- **AIM OF THE TASK**: Without including any images, repeat the data exactly.

[Data items]
◆ ◆ ◆ ◆ ◆
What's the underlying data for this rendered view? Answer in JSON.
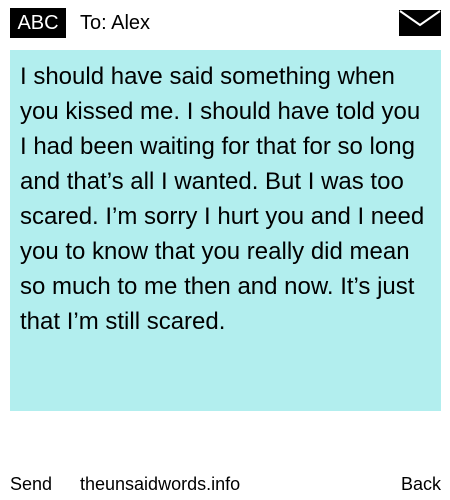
{
  "header": {
    "input_mode": "ABC",
    "recipient": "To: Alex",
    "envelope_icon": "envelope-icon"
  },
  "message": {
    "body": "I should have said something when you kissed me. I should have told you I had been waiting for that for so long and that’s all I wanted. But I was too scared. I’m sorry I hurt you and I need you to know that you really did mean so much to me then and now. It’s just that I’m still scared.",
    "background_color": "#b2eeee"
  },
  "footer": {
    "send_label": "Send",
    "site_label": "theunsaidwords.info",
    "back_label": "Back"
  }
}
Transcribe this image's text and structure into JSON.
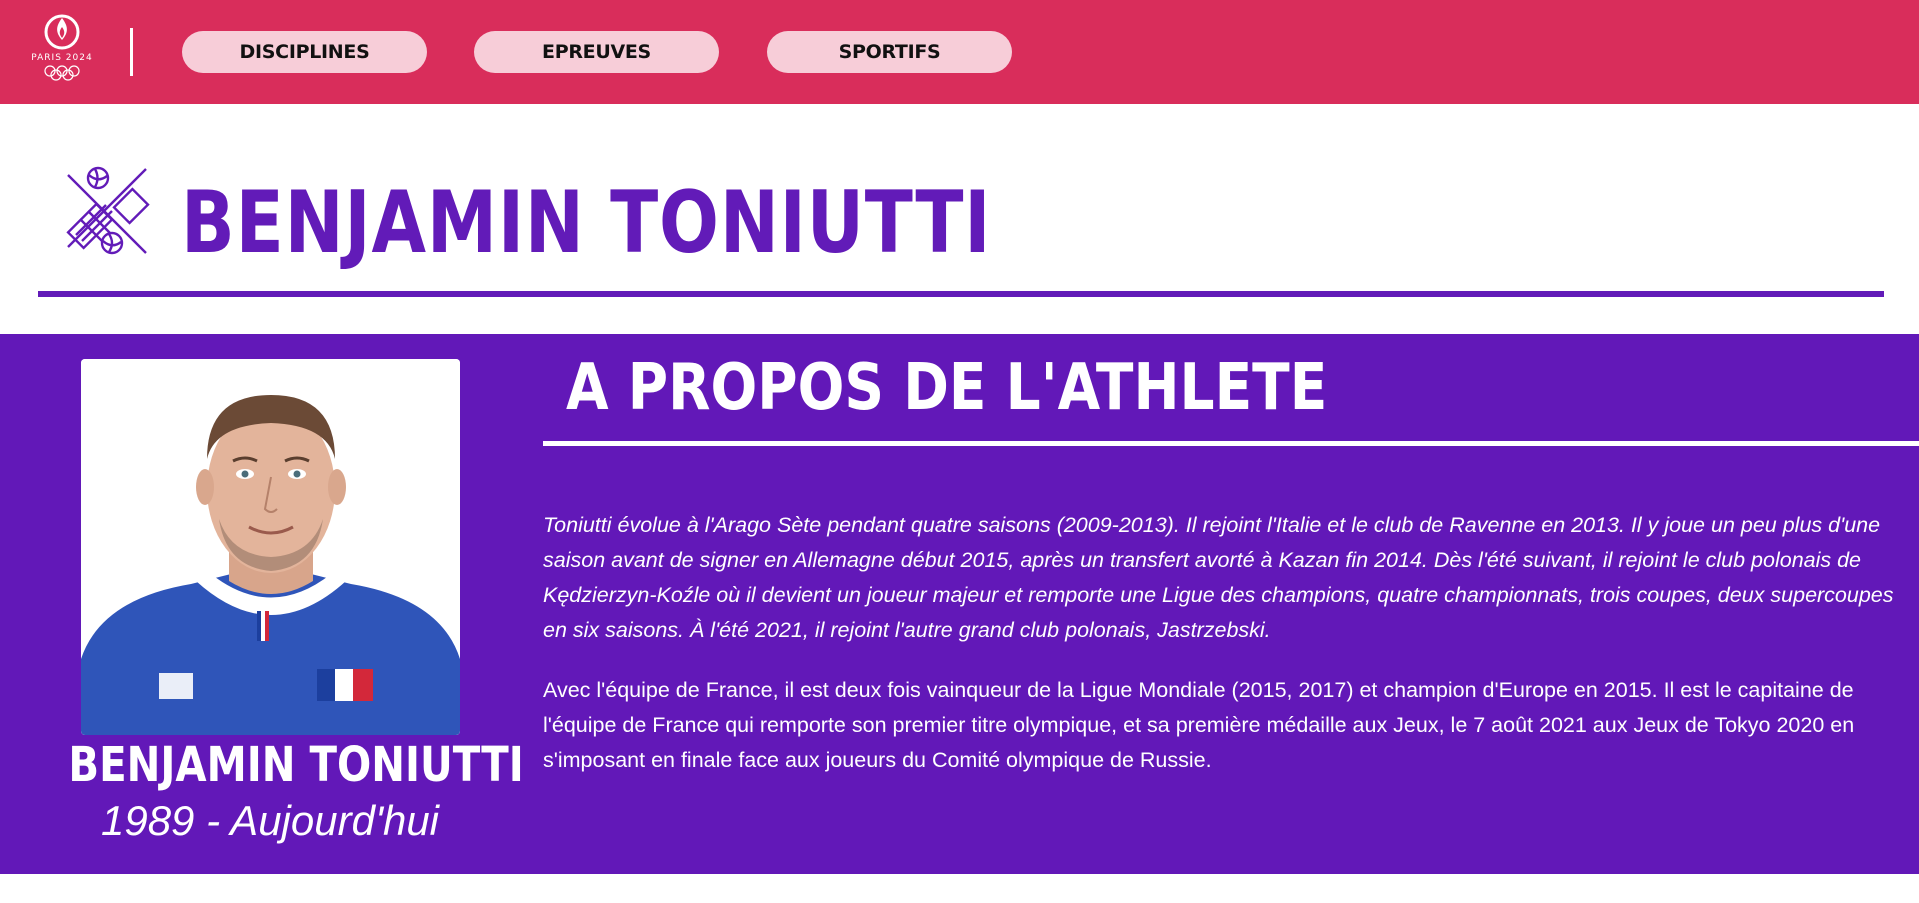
◆ ◆ ◆ ◆ ◆
- **TASK ANSWER**:
What's the underlying data for this rendered view? Answer in JSON.
{
  "header": {
    "input_mode": "ABC",
    "recipient": "To: Alex",
    "envelope_icon": "envelope-icon"
  },
  "message": {
    "body": "I should have said something when you kissed me. I should have told you I had been waiting for that for so long and that’s all I wanted. But I was too scared. I’m sorry I hurt you and I need you to know that you really did mean so much to me then and now. It’s just that I’m still scared.",
    "background_color": "#b2eeee"
  },
  "footer": {
    "send_label": "Send",
    "site_label": "theunsaidwords.info",
    "back_label": "Back"
  }
}
Transcribe this image's text and structure into JSON.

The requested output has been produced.